[Extracted records]
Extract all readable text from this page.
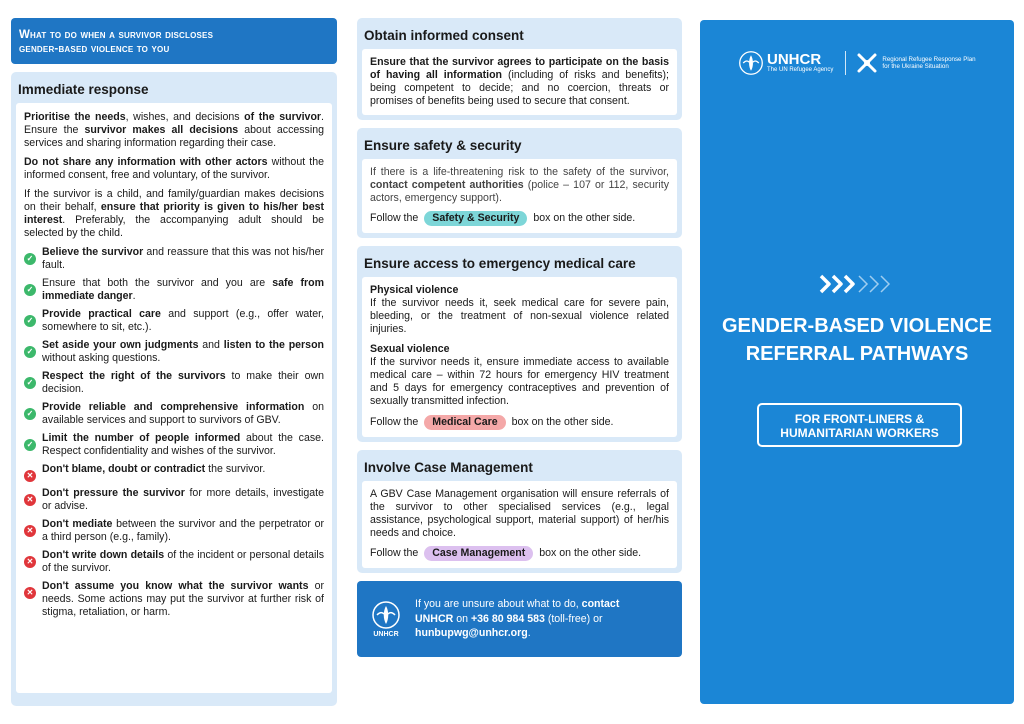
What to do when a survivor discloses
gender-based violence to you
Immediate response

Prioritise the needs, wishes, and decisions of the survivor. Ensure the survivor makes all decisions about accessing services and sharing information regarding their case.

Do not share any information with other actors without the informed consent, free and voluntary, of the survivor.

If the survivor is a child, and family/guardian makes decisions on their behalf, ensure that priority is given to his/her best interest. Preferably, the accompanying adult should be selected by the child.

✓
Believe the survivor and reassure that this was not his/her fault.
✓
Ensure that both the survivor and you are safe from immediate danger.
✓
Provide practical care and support (e.g., offer water, somewhere to sit, etc.).
✓
Set aside your own judgments and listen to the person without asking questions.
✓
Respect the right of the survivors to make their own decision.
✓
Provide reliable and comprehensive information on available services and support to survivors of GBV.
✓
Limit the number of people informed about the case. Respect confidentiality and wishes of the survivor.
✕
Don't blame, doubt or contradict the survivor.
✕
Don't pressure the survivor for more details, investigate or advise.
✕
Don't mediate between the survivor and the perpetrator or a third person (e.g., family).
✕
Don't write down details of the incident or personal details of the survivor.
✕
Don't assume you know what the survivor wants or needs. Some actions may put the survivor at further risk of stigma, retaliation, or harm.
Obtain informed consent

Ensure that the survivor agrees to participate on the basis of having all information (including of risks and benefits); being competent to decide; and no coercion, threats or promises of benefits being used to secure that consent.

Ensure safety & security

If there is a life-threatening risk to the safety of the survivor, contact competent authorities (police – 107 or 112, security actors, emergency support).

Follow the Safety & Security box on the other side.

Ensure access to emergency medical care

Physical violence
If the survivor needs it, seek medical care for severe pain, bleeding, or the treatment of non-sexual violence related injuries.

Sexual violence
If the survivor needs it, ensure immediate access to available medical care – within 72 hours for emergency HIV treatment and 5 days for emergency contraceptives and prevention of sexually transmitted infection.

Follow the Medical Care box on the other side.

Involve Case Management

A GBV Case Management organisation will ensure referrals of the survivor to other specialised services (e.g., legal assistance, psychological support, material support) of her/his needs and choice.

Follow the Case Management box on the other side.

UNHCR
If you are unsure about what to do, contact
UNHCR on +36 80 984 583 (toll-free) or
hunbupwg@unhcr.org.
UNHCR
The UN Refugee Agency
Regional Refugee Response Plan
for the Ukraine Situation
GENDER-BASED VIOLENCE
REFERRAL PATHWAYS
FOR FRONT-LINERS &
HUMANITARIAN WORKERS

Task to complete
Set down the complete material exactly, but do not include the images.

Completed task
Extract all readable text from this page.
What to do when a survivor discloses
gender-based violence to you
Immediate response

Prioritise the needs, wishes, and decisions of the survivor. Ensure the survivor makes all decisions about accessing services and sharing information regarding their case.

Do not share any information with other actors without the informed consent, free and voluntary, of the survivor.

If the survivor is a child, and family/guardian makes decisions on their behalf, ensure that priority is given to his/her best interest. Preferably, the accompanying adult should be selected by the child.

✓
Believe the survivor and reassure that this was not his/her fault.
✓
Ensure that both the survivor and you are safe from immediate danger.
✓
Provide practical care and support (e.g., offer water, somewhere to sit, etc.).
✓
Set aside your own judgments and listen to the person without asking questions.
✓
Respect the right of the survivors to make their own decision.
✓
Provide reliable and comprehensive information on available services and support to survivors of GBV.
✓
Limit the number of people informed about the case. Respect confidentiality and wishes of the survivor.
✕
Don't blame, doubt or contradict the survivor.
✕
Don't pressure the survivor for more details, investigate or advise.
✕
Don't mediate between the survivor and the perpetrator or a third person (e.g., family).
✕
Don't write down details of the incident or personal details of the survivor.
✕
Don't assume you know what the survivor wants or needs. Some actions may put the survivor at further risk of stigma, retaliation, or harm.
Obtain informed consent

Ensure that the survivor agrees to participate on the basis of having all information (including of risks and benefits); being competent to decide; and no coercion, threats or promises of benefits being used to secure that consent.

Ensure safety & security

If there is a life-threatening risk to the safety of the survivor, contact competent authorities (police – 107 or 112, security actors, emergency support).

Follow the Safety & Security box on the other side.

Ensure access to emergency medical care

Physical violence
If the survivor needs it, seek medical care for severe pain, bleeding, or the treatment of non-sexual violence related injuries.

Sexual violence
If the survivor needs it, ensure immediate access to available medical care – within 72 hours for emergency HIV treatment and 5 days for emergency contraceptives and prevention of sexually transmitted infection.

Follow the Medical Care box on the other side.

Involve Case Management

A GBV Case Management organisation will ensure referrals of the survivor to other specialised services (e.g., legal assistance, psychological support, material support) of her/his needs and choice.

Follow the Case Management box on the other side.

UNHCR
If you are unsure about what to do, contact
UNHCR on +36 80 984 583 (toll-free) or
hunbupwg@unhcr.org.
UNHCR
The UN Refugee Agency
Regional Refugee Response Plan
for the Ukraine Situation
GENDER-BASED VIOLENCE
REFERRAL PATHWAYS
FOR FRONT-LINERS &
HUMANITARIAN WORKERS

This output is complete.